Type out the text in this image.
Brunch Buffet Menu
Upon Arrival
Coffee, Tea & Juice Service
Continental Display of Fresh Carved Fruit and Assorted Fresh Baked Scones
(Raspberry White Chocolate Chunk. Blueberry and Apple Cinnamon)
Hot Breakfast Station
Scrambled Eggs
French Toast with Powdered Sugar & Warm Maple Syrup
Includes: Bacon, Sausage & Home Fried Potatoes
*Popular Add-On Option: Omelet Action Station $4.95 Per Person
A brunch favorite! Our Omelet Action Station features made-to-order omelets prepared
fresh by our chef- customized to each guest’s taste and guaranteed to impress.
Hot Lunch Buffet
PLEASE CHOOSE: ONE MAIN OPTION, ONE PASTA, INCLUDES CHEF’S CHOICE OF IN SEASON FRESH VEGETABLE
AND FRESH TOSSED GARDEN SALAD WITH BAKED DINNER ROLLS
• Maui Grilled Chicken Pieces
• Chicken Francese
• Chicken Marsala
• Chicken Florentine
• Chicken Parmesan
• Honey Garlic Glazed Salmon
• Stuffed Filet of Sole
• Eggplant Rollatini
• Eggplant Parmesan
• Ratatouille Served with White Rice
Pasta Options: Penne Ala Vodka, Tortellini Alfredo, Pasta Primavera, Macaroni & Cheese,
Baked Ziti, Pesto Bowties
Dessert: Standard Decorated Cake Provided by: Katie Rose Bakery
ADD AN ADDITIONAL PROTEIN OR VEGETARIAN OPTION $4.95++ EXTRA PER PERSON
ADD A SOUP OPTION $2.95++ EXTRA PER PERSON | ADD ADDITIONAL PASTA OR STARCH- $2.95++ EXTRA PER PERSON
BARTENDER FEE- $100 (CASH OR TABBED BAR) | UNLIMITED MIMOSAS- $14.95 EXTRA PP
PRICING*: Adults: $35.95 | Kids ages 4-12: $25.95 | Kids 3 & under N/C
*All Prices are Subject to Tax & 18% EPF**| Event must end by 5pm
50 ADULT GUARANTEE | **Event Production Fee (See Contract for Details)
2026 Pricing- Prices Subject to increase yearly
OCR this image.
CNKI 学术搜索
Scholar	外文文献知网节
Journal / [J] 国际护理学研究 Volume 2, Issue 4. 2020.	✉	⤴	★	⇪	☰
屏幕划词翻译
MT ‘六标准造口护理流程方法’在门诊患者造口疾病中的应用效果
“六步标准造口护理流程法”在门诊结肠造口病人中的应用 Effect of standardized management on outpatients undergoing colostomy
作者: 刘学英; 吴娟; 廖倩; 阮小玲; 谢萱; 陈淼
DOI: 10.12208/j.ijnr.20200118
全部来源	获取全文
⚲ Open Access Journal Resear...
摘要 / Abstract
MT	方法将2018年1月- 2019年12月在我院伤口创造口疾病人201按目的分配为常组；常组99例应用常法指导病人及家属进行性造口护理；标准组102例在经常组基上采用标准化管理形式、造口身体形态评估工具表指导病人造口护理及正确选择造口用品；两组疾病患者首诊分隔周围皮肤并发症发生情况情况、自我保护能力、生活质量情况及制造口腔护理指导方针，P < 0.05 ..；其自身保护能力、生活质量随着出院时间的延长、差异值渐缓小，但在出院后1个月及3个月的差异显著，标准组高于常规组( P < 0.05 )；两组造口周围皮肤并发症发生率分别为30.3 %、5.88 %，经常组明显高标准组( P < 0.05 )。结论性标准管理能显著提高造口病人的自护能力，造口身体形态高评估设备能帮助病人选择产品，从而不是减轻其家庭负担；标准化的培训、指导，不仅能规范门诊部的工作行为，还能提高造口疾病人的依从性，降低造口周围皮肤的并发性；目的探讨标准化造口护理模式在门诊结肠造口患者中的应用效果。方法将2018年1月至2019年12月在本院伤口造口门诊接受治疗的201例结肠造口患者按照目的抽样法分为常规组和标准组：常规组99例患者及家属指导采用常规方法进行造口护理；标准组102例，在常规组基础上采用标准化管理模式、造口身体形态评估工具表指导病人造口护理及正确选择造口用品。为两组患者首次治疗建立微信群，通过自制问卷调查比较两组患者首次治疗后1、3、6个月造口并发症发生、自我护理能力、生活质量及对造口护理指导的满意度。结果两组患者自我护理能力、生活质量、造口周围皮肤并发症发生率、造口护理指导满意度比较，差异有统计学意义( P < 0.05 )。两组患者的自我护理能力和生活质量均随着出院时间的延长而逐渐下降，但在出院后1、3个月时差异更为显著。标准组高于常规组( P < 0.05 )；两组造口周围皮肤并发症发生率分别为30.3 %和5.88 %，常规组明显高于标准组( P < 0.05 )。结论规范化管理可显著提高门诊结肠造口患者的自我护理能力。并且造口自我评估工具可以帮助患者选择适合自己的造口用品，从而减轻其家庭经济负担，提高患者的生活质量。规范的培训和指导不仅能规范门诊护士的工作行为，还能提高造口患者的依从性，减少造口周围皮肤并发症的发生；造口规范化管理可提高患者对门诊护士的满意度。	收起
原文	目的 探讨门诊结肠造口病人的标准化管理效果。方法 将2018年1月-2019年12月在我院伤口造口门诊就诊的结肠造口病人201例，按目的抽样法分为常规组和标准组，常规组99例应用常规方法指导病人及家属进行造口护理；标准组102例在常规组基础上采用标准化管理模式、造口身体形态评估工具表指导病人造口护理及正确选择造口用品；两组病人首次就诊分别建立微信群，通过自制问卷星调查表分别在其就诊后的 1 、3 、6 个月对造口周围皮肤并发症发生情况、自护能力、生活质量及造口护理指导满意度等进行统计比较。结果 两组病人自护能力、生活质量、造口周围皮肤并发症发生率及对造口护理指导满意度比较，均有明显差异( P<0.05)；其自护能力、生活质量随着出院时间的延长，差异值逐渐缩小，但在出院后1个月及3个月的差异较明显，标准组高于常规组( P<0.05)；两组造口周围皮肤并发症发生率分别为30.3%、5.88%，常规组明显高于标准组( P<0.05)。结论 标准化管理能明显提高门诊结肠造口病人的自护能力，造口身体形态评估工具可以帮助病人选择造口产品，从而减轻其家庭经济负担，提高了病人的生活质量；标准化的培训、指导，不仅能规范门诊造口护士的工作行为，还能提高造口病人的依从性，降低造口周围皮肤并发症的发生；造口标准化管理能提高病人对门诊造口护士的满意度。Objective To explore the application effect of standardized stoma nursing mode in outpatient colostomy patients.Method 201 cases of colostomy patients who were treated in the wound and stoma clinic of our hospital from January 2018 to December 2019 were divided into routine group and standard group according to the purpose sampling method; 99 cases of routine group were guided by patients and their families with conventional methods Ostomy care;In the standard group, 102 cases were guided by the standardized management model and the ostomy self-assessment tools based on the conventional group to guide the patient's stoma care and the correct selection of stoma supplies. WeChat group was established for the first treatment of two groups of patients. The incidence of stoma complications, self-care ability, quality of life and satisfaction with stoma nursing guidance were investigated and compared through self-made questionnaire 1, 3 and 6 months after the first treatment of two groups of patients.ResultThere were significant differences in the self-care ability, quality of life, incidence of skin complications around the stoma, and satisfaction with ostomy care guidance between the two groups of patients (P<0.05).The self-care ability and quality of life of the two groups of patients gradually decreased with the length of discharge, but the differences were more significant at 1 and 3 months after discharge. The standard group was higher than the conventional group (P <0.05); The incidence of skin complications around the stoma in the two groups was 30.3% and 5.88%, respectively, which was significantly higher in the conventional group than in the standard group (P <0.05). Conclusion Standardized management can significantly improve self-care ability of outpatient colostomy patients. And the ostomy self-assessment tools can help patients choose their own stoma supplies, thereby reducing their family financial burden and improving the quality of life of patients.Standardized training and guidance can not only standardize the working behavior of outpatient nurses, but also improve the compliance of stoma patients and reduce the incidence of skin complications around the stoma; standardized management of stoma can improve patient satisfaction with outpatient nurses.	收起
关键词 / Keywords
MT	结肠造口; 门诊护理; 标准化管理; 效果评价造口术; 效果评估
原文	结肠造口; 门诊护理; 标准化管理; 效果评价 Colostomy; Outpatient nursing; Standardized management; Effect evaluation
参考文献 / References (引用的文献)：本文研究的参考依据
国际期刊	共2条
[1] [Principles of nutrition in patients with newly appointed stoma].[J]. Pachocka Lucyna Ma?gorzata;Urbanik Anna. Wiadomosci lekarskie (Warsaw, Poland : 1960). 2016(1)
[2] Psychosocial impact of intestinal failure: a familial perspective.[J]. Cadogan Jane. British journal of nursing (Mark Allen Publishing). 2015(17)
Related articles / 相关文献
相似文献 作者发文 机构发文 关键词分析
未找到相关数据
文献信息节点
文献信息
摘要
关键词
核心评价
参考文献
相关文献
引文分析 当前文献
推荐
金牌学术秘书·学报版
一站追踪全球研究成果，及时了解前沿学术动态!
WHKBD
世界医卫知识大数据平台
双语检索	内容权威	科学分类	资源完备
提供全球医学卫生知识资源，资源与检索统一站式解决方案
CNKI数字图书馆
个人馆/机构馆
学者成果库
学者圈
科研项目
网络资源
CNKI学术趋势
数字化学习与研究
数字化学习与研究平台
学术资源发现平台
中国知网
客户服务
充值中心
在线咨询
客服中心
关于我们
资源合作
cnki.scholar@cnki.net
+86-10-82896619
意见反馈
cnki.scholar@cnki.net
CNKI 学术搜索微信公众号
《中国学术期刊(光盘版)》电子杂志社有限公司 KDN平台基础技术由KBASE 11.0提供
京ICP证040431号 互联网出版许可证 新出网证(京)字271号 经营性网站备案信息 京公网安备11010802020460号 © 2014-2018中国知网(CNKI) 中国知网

====================

WHAT YOU SHOULD DO ▸ If a line above includes the string "Omelet", pick it out.

YOUR SOLUTION ▸
*Popular Add-On Option: Omelet Action Station $4.95 Per Person
A brunch favorite! Our Omelet Action Station features made-to-order omelets prepared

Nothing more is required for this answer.